PROBLEM
Show every line in the entries below where the word "대화에서" appears.

# Start of SUPPLIED INFORMATION

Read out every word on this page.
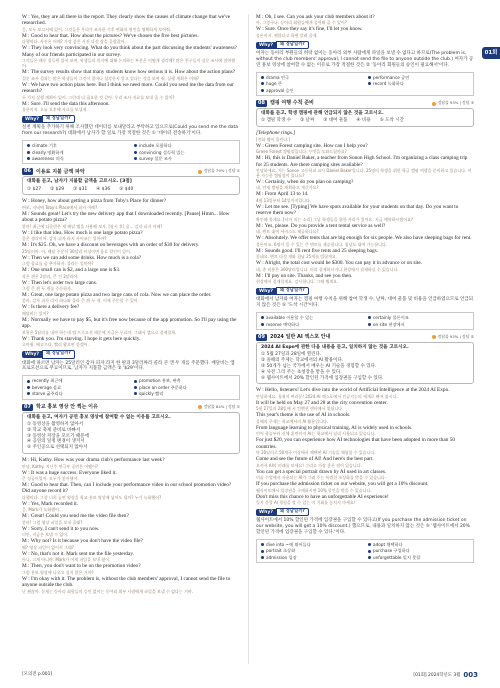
01회
W : Yes, they are all there in the report. They clearly show the causes of climate change that we've researched.
응, 모두 보고서에 있어. 그것들은 우리가 조사한 기후 변화의 원인을 명확하게 보여줘.
M : Good to hear that. How about the pictures? We've chosen the five best pictures.
다행이다. 사진은 어때? 가장 좋은 사진 다섯 장을 골랐잖아.
W : They look very convincing. What do you think about the part discussing the students' awareness? Many of our friends participated in our survey.
그것들은 매우 설득력 있어 보여. 학생들의 의식에 대해 논의하는 부분은 어떻게 생각해? 많은 친구들이 설문 조사에 참여했어.
M : The survey results show that many students know how serious it is. How about the action plans?
설문 조사 결과는 많은 학생들이 그것이 얼마나 심각한지 알고 있다는 것을 보여 줘. 실행 계획은 어때?
W : We have two action plans here. But I think we need more. Could you send me the data from our research?
두 가지 실행 계획이 있어. 그런데 더 필요한 것 같아. 우리 조사 자료를 보내 줄 수 있어?
M : Sure. I'll send the data this afternoon.
물론이지. 오늘 오후에 자료를 보낼게.
Why?	왜 정답일까?
실천 계획을 추가하기 위해 조사했던 데이터를 보내달라고 부탁하고 있으므로(Could you send me the data from our research?) 대화에서 남자가 할 일로 가장 적절한 것은 ① '데이터 전송하기'이다.
climate 기후	include 포함하다
clearly 명확하게	convincing 설득력 있는
awareness 의식	survey 설문 조사
06	이용료 지불 금액 파악	정답률 79% | 정답 ②
대화를 듣고, 남자가 지불할 금액을 고르시오. [3점]
① $27 ② $29 ③ $31 ④ $36 ⑤ $40
W : Honey, how about getting a pizza from Toby's Place for dinner?
여보, 저녁에 Toby's Place에서 피자 어때?
M : Sounds great! Let's try the new delivery app that I downloaded recently. [Pause] Hmm... How about a potato pizza?
좋아! 최근에 다운받은 새 배달 앱을 사용해 보자. [잠시 후] 음... 감자 피자 어때?
W : I like that idea. How much is one large potato pizza?
좋은 생각이야. 감자 피자 라지 사이즈는 얼마야?
M : It's $25. Oh, we have a discount on beverages with an order of $30 for delivery.
25달러야. 아, 배달 주문이 30달러 이상이면 음료 할인이 있어.
W : Then we can add some drinks. How much is a cola?
그럼 음료를 좀 추가하자. 콜라는 얼마야?
M : One small can is $2, and a large one is $3.
작은 캔은 2달러, 큰 건 3달러야.
W : Then let's order two large cans.
그럼 큰 캔 두 개를 주문하자.
M : Great, one large potato pizza and two large cans of cola. Now we can place the order.
좋아, 감자 피자 라지 하나와 콜라 큰 캔 두 개. 이제 주문할 수 있어.
W : Is there a delivery fee?
배달비는 있어?
M : Normally we have to pay $5, but it's free now because of the app promotion. So I'll pay using the app.
보통은 5달러를 내야 하는데 앱 프로모션 때문에 지금은 무료야. 그래서 앱으로 결제할게.
W : Thank you. I'm starving. I hope it gets here quickly.
고마워. 배고프다. 빨리 왔으면 좋겠어.
Why?	왜 정답일까?
대화에 따르면 남자는 25달러인 감자 피자 라지 한 판과 3달러짜리 콜라 큰 캔 두 개를 주문했다. 배달비는 앱 프로모션으로 무료이므로, 남자가 지불할 금액은 ② '$29'이다.
recently 최근에	promotion 홍보, 판촉
beverage 음료	place an order 주문하다
starve 굶주리다	quickly 빨리
07	학교 홍보 영상 안 찍는 이유	정답률 84% | 정답 ②
대화를 듣고, 여자가 공연 홍보 영상에 참여할 수 없는 이유를 고르시오.
① 동영상을 촬영하지 않아서
② 학교 축제 준비로 바빠서
③ 동영상 저장을 모르기 때문에
④ 공연의 일정 변경이 생겨서
⑤ 주인공으로 선택되지 않아서
M : Hi, Kathy. How was your drama club's performance last week?
안녕, Kathy. 지난주 연극부 공연은 어땠어?
W : It was a huge success. Everyone liked it.
큰 성공이었어. 모두가 좋아했어.
M : Good to hear that. Then, can I include your performance video in our school promotion video? Did anyone record it?
다행이다. 그럼 너희 공연 영상을 학교 홍보 영상에 넣어도 될까? 누가 녹화했어?
W : Yes, Mark recorded it.
응, Mark가 녹화했어.
M : Great! Could you send me the video file then?
좋아! 그럼 영상 파일을 보내 줄래?
W : Sorry, I can't send it to you now.
미안, 지금은 보낼 수 없어.
M : Why not? Is it because you don't have the video file?
왜? 영상 파일이 없어서 그래?
W : No, that's not it. Mark sent me the file yesterday.
아니, 그게 아니야. Mark가 어제 파일을 보내 줬어.
M : Then, you don't want to be on the promotion video?
그럼 홍보 영상에 나오고 싶지 않은 거야?
W : I'm okay with it. The problem is, without the club members' approval, I cannot send the file to anyone outside the club.
난 괜찮아. 문제는 동아리 회원들의 승인 없이는 동아리 외부 사람에게 파일을 보낼 수 없다는 거야.
M : Oh, I see. Can you ask your club members about it?
아, 그렇구나. 동아리 회원들에게 물어봐 줄 수 있어?
W : Sure. Once they say it's fine, I'll let you know.
물론이지. 괜찮다고 하면 알려 줄게.
Why?	왜 정답일까?
여자는 동아리 부원들의 허락 없이는 동아리 외부 사람에게 파일을 보낼 수 없다고 하므로(The problem is, without the club members' approval, I cannot send the file to anyone outside the club.) 여자가 공연 홍보 영상에 참여할 수 없는 이유로 가장 적절한 것은 ② '동아리 회원들의 승인이 필요해서'이다.
drama 연극	performance 공연
huge 큰	record 녹화하다
approval 승인
08	캠핑 여행 수칙 준비	정답률 93% | 정답 ③
대화를 듣고, 학생 캠핑에 관해 언급되지 않은 것을 고르시오.
① 캠핑 학생 수 ② 날짜 ③ 대여 물품 ④ 비용 ⑤ 도착 시간
[Telephone rings.]
[전화 벨이 울린다.]
W : Green Forest camping site. How can I help you?
Green Forest 캠핑장입니다. 무엇을 도와드릴까요?
M : Hi, this is Daniel Baker, a teacher from Sonon High School. I'm organizing a class camping trip for 25 students. Are there camping sites available?
안녕하세요, 저는 Sonon 고등학교 교사 Daniel Baker입니다. 25명의 학생을 위한 학급 캠핑 여행을 준비하고 있습니다. 이용 가능한 캠핑장이 있나요?
W : Certainly, when do you plan on camping?
네, 언제 캠핑을 계획하고 계신가요?
M : From April 13 to 14.
4월 13일부터 14일까지입니다.
W : Let me see. [Typing] We have spots available for your students on that day. Do you want to reserve them now?
확인해 볼게요. [타자 치는 소리] 그날 학생들을 위한 자리가 있어요. 지금 예약하시겠어요?
M : Yes, please. Do you provide a tent rental service as well?
네. 텐트 대여 서비스도 제공하나요?
W : Absolutely. We offer tents that are big enough for six people. We also have sleeping bags for rent.
물론이죠. 6명이 쓸 수 있는 큰 텐트를 제공합니다. 침낭도 대여 가능합니다.
M : Sounds good. I'll rent five tents and 25 sleeping bags.
좋네요. 텐트 다섯 개와 침낭 25개를 빌릴게요.
W : Alright, the total cost would be $300. You can pay it in advance or on site.
네, 총 비용은 300달러입니다. 미리 결제하시거나 현장에서 결제하실 수 있습니다.
M : I'll pay on site. Thanks, and see you then.
현장에서 결제할게요. 감사합니다. 그때 뵐게요.
Why?	왜 정답일까?
대화에서 남자와 여자는 캠핑 여행 수칙을 위해 참여 학생 수, 날짜, 대여 물품 및 비용을 언급하였으므로 언급되지 않은 것은 ⑤ '도착 시간'이다.
available 이용할 수 있는	certainly 물론이죠
reserve 예약하다	on site 현장에서
09	2024 일반 AI 엑스포 안내	정답률 93% | 정답 ⑤
2024 AI Expo에 관한 다음 내용을 듣고, 일치하지 않는 것을 고르시오.
① 5월 27일과 28일에 열린다.
② 올해의 주제는 학교에서의 AI 활용이다.
③ 50개가 넘는 국가에서 배우는 AI 기술을 경험할 수 있다.
④ 사전 그리 주는 초청장을 받을 수 있다.
⑤ 웹사이트에서 20% 할인된 가격에 입장권을 구입할 수 있다.
W : Hello, listeners! Let's dive into the world of Artificial Intelligence at the 2024 AI Expo.
안녕하세요, 청취자 여러분! 2024 AI 엑스포에서 인공지능의 세계로 빠져 봅시다.
It will be held on May 27 and 28 at the city convention center.
5월 27일과 28일에 시 컨벤션 센터에서 열립니다.
This year's theme is the use of AI in schools.
올해의 주제는 학교에서의 AI 활용입니다.
From language learning to physical training, AI is widely used in schools.
언어 학습부터 신체 훈련까지 AI는 학교에서 널리 사용되고 있습니다.
For just $20, you can experience how AI technologies that have been adopted in more than 50 countries.
단 20달러로 50개국 이상에서 채택된 AI 기술을 체험할 수 있습니다.
Come and see the future of AI! And here's the best part.
오셔서 AI의 미래를 보세요! 그리고 가장 좋은 점이 있습니다.
You can get a special portrait drawn by AI used in art classes.
미술 수업에서 사용되는 AI가 그려 주는 특별한 초상화를 받을 수 있습니다.
If you purchase the admission ticket on our website, you will get a 10% discount.
웹사이트에서 입장권을 구매하시면 10% 할인을 받을 수 있습니다.
Don't miss this chance to have an unforgettable AI experience!
잊지 못할 AI 경험을 할 수 있는 이 기회를 놓치지 마세요!
Why?	왜 정답일까?
웹사이트에서 10% 할인된 가격에 입장권을 구입할 수 있다고(If you purchase the admission ticket on our website, you will get a 10% discount.) 했으므로, 내용과 일치하지 않는 것은 ⑤ '웹사이트에서 20% 할인된 가격에 입장권을 구입할 수 있다.'이다.
dive into ~에 뛰어들다	adopt 채택하다
portrait 초상화	purchase 구입하다
admission 입장	unforgettable 잊지 못할
[모의전 p.001]	[01회] 2024학년도 3월 003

# End of SUPPLIED INFORMATION

REPLY
실천 계획을 추가하기 위해 조사했던 데이터를 보내달라고 부탁하고 있으므로(Could you send me the data from our research?) 대화에서 남자가 할 일로 가장 적절한 것은 ① '데이터 전송하기'이다.
대화에서 남자와 여자는 캠핑 여행 수칙을 위해 참여 학생 수, 날짜, 대여 물품 및 비용을 언급하였으므로 언급되지 않은 것은 ⑤ '도착 시간'이다.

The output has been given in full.